### WRITTEN PROBLEM
Exact repetition of every entry is required.

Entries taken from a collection
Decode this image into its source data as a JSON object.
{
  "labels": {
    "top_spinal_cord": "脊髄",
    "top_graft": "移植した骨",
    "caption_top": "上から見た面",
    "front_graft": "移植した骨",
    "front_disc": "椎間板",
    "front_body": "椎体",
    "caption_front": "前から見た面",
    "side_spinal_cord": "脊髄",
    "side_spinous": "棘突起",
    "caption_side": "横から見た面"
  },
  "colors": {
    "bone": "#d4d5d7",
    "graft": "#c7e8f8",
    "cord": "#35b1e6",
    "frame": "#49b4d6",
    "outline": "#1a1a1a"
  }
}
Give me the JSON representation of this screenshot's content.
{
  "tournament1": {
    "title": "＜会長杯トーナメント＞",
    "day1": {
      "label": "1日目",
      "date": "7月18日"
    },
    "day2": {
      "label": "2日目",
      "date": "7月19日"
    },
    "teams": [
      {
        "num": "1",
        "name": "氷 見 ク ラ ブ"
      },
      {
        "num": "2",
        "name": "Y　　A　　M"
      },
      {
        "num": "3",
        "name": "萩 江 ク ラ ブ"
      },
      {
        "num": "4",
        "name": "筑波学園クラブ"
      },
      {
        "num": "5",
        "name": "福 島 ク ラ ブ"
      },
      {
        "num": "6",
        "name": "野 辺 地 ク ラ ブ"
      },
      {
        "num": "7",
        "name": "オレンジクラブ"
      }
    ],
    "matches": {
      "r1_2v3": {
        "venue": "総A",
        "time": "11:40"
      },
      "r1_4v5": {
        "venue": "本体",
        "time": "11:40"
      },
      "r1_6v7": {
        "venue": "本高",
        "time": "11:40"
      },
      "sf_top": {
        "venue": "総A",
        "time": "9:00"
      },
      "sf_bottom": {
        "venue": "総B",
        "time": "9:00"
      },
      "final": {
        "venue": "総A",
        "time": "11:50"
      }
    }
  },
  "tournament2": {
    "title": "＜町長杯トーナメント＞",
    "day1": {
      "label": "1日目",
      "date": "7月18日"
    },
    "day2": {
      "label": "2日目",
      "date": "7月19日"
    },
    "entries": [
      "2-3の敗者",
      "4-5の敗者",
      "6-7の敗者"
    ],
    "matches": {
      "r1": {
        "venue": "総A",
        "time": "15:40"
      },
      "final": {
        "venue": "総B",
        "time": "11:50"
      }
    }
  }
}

### ANSWER TO THE EXERCISE
Decode this image into its source data as a JSON object.
{
  "labels": {
    "top_spinal_cord": "脊髄",
    "top_graft": "移植した骨",
    "caption_top": "上から見た面",
    "front_graft": "移植した骨",
    "front_disc": "椎間板",
    "front_body": "椎体",
    "caption_front": "前から見た面",
    "side_spinal_cord": "脊髄",
    "side_spinous": "棘突起",
    "caption_side": "横から見た面"
  },
  "colors": {
    "bone": "#d4d5d7",
    "graft": "#c7e8f8",
    "cord": "#35b1e6",
    "frame": "#49b4d6",
    "outline": "#1a1a1a"
  }
}
Give me the JSON representation of this screenshot's content.
{
  "tournament1": {
    "title": "＜会長杯トーナメント＞",
    "day1": {
      "label": "1日目",
      "date": "7月18日"
    },
    "day2": {
      "label": "2日目",
      "date": "7月19日"
    },
    "teams": [
      {
        "num": "1",
        "name": "氷 見 ク ラ ブ"
      },
      {
        "num": "2",
        "name": "Y　　A　　M"
      },
      {
        "num": "3",
        "name": "萩 江 ク ラ ブ"
      },
      {
        "num": "4",
        "name": "筑波学園クラブ"
      },
      {
        "num": "5",
        "name": "福 島 ク ラ ブ"
      },
      {
        "num": "6",
        "name": "野 辺 地 ク ラ ブ"
      },
      {
        "num": "7",
        "name": "オレンジクラブ"
      }
    ],
    "matches": {
      "r1_2v3": {
        "venue": "総A",
        "time": "11:40"
      },
      "r1_4v5": {
        "venue": "本体",
        "time": "11:40"
      },
      "r1_6v7": {
        "venue": "本高",
        "time": "11:40"
      },
      "sf_top": {
        "venue": "総A",
        "time": "9:00"
      },
      "sf_bottom": {
        "venue": "総B",
        "time": "9:00"
      },
      "final": {
        "venue": "総A",
        "time": "11:50"
      }
    }
  },
  "tournament2": {
    "title": "＜町長杯トーナメント＞",
    "day1": {
      "label": "1日目",
      "date": "7月18日"
    },
    "day2": {
      "label": "2日目",
      "date": "7月19日"
    },
    "entries": [
      "2-3の敗者",
      "4-5の敗者",
      "6-7の敗者"
    ],
    "matches": {
      "r1": {
        "venue": "総A",
        "time": "15:40"
      },
      "final": {
        "venue": "総B",
        "time": "11:50"
      }
    }
  }
}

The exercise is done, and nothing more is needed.